### CHALLENGE
Examine each line of the data. Copy those that contain the string "ultime".

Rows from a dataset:
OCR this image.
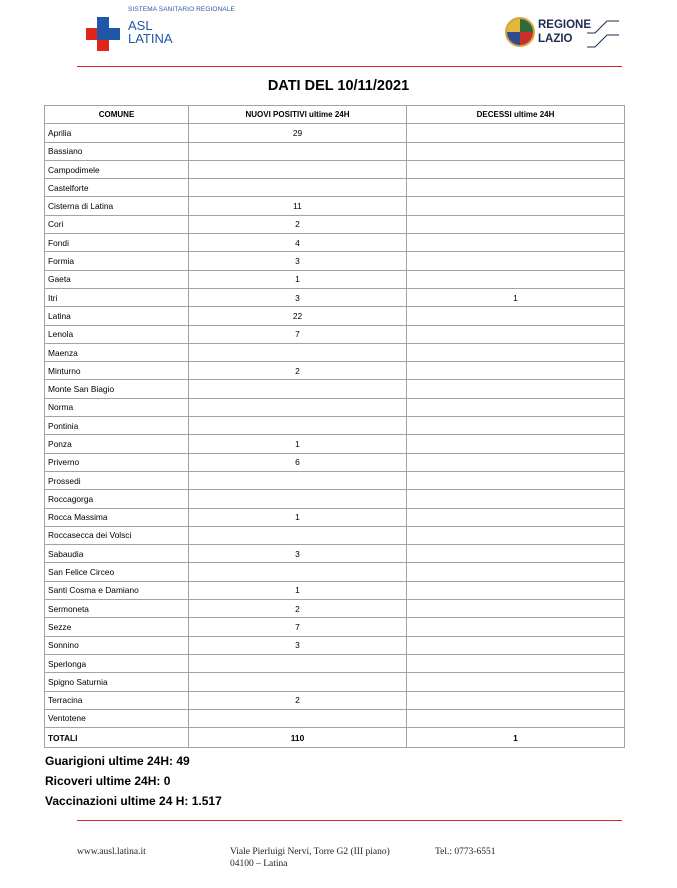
SISTEMA SANITARIO REGIONALE
ASL
LATINA
REGIONE
LAZIO
DATI DEL 10/11/2021
COMUNE	NUOVI POSITIVI ultime 24H	DECESSI ultime 24H
Aprilia	29	
Bassiano		
Campodimele		
Castelforte		
Cisterna di Latina	11	
Cori	2	
Fondi	4	
Formia	3	
Gaeta	1	
Itri	3	1
Latina	22	
Lenola	7	
Maenza		
Minturno	2	
Monte San Biagio		
Norma		
Pontinia		
Ponza	1	
Priverno	6	
Prossedi		
Roccagorga		
Rocca Massima	1	
Roccasecca dei Volsci		
Sabaudia	3	
San Felice Circeo		
Santi Cosma e Damiano	1	
Sermoneta	2	
Sezze	7	
Sonnino	3	
Sperlonga		
Spigno Saturnia		
Terracina	2	
Ventotene		
TOTALI	110	1
Guarigioni ultime 24H: 49
Ricoveri ultime 24H: 0
Vaccinazioni ultime 24 H: 1.517
www.ausl.latina.it	Viale Pierluigi Nervi, Torre G2 (III piano)
04100 – Latina
Tel.: 0773-6551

### RESULT OF THE TASK
COMUNE	NUOVI POSITIVI ultime 24H	DECESSI ultime 24H
Guarigioni ultime 24H: 49
Ricoveri ultime 24H: 0
Vaccinazioni ultime 24 H: 1.517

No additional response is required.